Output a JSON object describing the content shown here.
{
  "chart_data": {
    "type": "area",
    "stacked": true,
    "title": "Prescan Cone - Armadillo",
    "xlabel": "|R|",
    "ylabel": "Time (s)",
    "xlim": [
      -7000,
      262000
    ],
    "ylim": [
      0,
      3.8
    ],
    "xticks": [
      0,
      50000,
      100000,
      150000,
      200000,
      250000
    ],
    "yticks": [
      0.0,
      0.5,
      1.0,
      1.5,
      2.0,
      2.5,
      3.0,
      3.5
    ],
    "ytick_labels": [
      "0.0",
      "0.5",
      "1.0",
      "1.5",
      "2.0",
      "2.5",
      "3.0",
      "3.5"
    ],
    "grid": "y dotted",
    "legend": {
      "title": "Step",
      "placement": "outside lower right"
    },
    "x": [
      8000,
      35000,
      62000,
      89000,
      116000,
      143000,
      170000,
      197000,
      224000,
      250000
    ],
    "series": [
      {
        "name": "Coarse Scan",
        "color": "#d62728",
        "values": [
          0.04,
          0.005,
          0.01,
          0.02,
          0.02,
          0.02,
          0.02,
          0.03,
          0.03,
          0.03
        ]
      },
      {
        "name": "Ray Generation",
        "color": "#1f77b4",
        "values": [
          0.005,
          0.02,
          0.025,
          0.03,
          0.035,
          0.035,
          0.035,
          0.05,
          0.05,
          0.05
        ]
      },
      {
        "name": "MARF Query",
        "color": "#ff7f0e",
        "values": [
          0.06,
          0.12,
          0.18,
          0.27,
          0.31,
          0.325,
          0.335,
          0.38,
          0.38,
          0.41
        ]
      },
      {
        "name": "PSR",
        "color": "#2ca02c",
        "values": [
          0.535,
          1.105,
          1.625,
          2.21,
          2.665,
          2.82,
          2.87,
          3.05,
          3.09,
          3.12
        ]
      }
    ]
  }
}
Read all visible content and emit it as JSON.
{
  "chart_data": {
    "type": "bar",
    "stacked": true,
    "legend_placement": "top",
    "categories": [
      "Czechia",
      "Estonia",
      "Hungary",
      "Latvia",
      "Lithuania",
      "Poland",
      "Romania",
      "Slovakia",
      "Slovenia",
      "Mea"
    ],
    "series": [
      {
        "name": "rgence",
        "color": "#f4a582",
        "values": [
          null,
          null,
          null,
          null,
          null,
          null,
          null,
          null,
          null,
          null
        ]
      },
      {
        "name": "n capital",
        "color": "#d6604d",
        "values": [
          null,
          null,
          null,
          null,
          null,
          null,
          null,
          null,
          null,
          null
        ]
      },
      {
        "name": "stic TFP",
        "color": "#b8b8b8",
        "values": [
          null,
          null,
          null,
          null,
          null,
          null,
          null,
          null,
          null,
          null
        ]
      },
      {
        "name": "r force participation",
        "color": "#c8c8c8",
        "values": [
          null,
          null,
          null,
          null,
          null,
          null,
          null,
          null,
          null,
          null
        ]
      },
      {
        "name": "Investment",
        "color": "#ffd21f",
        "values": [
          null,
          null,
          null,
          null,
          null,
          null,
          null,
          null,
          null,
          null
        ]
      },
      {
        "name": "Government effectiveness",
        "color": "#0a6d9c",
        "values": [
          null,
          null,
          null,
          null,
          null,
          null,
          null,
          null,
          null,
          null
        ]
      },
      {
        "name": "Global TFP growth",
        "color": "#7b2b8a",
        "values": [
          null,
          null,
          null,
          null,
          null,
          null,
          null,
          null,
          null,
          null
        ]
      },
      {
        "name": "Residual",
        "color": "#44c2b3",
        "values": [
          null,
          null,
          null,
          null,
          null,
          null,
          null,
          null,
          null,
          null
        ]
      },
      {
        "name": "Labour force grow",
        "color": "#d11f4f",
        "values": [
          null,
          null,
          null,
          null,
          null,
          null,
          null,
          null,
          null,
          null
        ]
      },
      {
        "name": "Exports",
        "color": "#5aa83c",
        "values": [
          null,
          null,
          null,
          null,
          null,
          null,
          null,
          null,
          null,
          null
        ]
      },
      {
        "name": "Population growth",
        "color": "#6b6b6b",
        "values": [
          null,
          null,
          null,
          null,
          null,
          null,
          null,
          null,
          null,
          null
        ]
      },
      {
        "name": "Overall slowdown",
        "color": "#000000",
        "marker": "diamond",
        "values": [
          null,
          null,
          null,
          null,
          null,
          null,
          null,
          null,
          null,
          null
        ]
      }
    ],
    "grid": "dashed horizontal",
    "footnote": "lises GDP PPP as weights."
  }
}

◇ ◇ ◇ ◇ ◇

WHAT YOU HAVE TO DO
Output all of the data again, exactly.

OUTPUT BELOW
Output a JSON object describing the content shown here.
{
  "chart_data": {
    "type": "area",
    "stacked": true,
    "title": "Prescan Cone - Armadillo",
    "xlabel": "|R|",
    "ylabel": "Time (s)",
    "xlim": [
      -7000,
      262000
    ],
    "ylim": [
      0,
      3.8
    ],
    "xticks": [
      0,
      50000,
      100000,
      150000,
      200000,
      250000
    ],
    "yticks": [
      0.0,
      0.5,
      1.0,
      1.5,
      2.0,
      2.5,
      3.0,
      3.5
    ],
    "ytick_labels": [
      "0.0",
      "0.5",
      "1.0",
      "1.5",
      "2.0",
      "2.5",
      "3.0",
      "3.5"
    ],
    "grid": "y dotted",
    "legend": {
      "title": "Step",
      "placement": "outside lower right"
    },
    "x": [
      8000,
      35000,
      62000,
      89000,
      116000,
      143000,
      170000,
      197000,
      224000,
      250000
    ],
    "series": [
      {
        "name": "Coarse Scan",
        "color": "#d62728",
        "values": [
          0.04,
          0.005,
          0.01,
          0.02,
          0.02,
          0.02,
          0.02,
          0.03,
          0.03,
          0.03
        ]
      },
      {
        "name": "Ray Generation",
        "color": "#1f77b4",
        "values": [
          0.005,
          0.02,
          0.025,
          0.03,
          0.035,
          0.035,
          0.035,
          0.05,
          0.05,
          0.05
        ]
      },
      {
        "name": "MARF Query",
        "color": "#ff7f0e",
        "values": [
          0.06,
          0.12,
          0.18,
          0.27,
          0.31,
          0.325,
          0.335,
          0.38,
          0.38,
          0.41
        ]
      },
      {
        "name": "PSR",
        "color": "#2ca02c",
        "values": [
          0.535,
          1.105,
          1.625,
          2.21,
          2.665,
          2.82,
          2.87,
          3.05,
          3.09,
          3.12
        ]
      }
    ]
  }
}
Read all visible content and emit it as JSON.
{
  "chart_data": {
    "type": "bar",
    "stacked": true,
    "legend_placement": "top",
    "categories": [
      "Czechia",
      "Estonia",
      "Hungary",
      "Latvia",
      "Lithuania",
      "Poland",
      "Romania",
      "Slovakia",
      "Slovenia",
      "Mea"
    ],
    "series": [
      {
        "name": "rgence",
        "color": "#f4a582",
        "values": [
          null,
          null,
          null,
          null,
          null,
          null,
          null,
          null,
          null,
          null
        ]
      },
      {
        "name": "n capital",
        "color": "#d6604d",
        "values": [
          null,
          null,
          null,
          null,
          null,
          null,
          null,
          null,
          null,
          null
        ]
      },
      {
        "name": "stic TFP",
        "color": "#b8b8b8",
        "values": [
          null,
          null,
          null,
          null,
          null,
          null,
          null,
          null,
          null,
          null
        ]
      },
      {
        "name": "r force participation",
        "color": "#c8c8c8",
        "values": [
          null,
          null,
          null,
          null,
          null,
          null,
          null,
          null,
          null,
          null
        ]
      },
      {
        "name": "Investment",
        "color": "#ffd21f",
        "values": [
          null,
          null,
          null,
          null,
          null,
          null,
          null,
          null,
          null,
          null
        ]
      },
      {
        "name": "Government effectiveness",
        "color": "#0a6d9c",
        "values": [
          null,
          null,
          null,
          null,
          null,
          null,
          null,
          null,
          null,
          null
        ]
      },
      {
        "name": "Global TFP growth",
        "color": "#7b2b8a",
        "values": [
          null,
          null,
          null,
          null,
          null,
          null,
          null,
          null,
          null,
          null
        ]
      },
      {
        "name": "Residual",
        "color": "#44c2b3",
        "values": [
          null,
          null,
          null,
          null,
          null,
          null,
          null,
          null,
          null,
          null
        ]
      },
      {
        "name": "Labour force grow",
        "color": "#d11f4f",
        "values": [
          null,
          null,
          null,
          null,
          null,
          null,
          null,
          null,
          null,
          null
        ]
      },
      {
        "name": "Exports",
        "color": "#5aa83c",
        "values": [
          null,
          null,
          null,
          null,
          null,
          null,
          null,
          null,
          null,
          null
        ]
      },
      {
        "name": "Population growth",
        "color": "#6b6b6b",
        "values": [
          null,
          null,
          null,
          null,
          null,
          null,
          null,
          null,
          null,
          null
        ]
      },
      {
        "name": "Overall slowdown",
        "color": "#000000",
        "marker": "diamond",
        "values": [
          null,
          null,
          null,
          null,
          null,
          null,
          null,
          null,
          null,
          null
        ]
      }
    ],
    "grid": "dashed horizontal",
    "footnote": "lises GDP PPP as weights."
  }
}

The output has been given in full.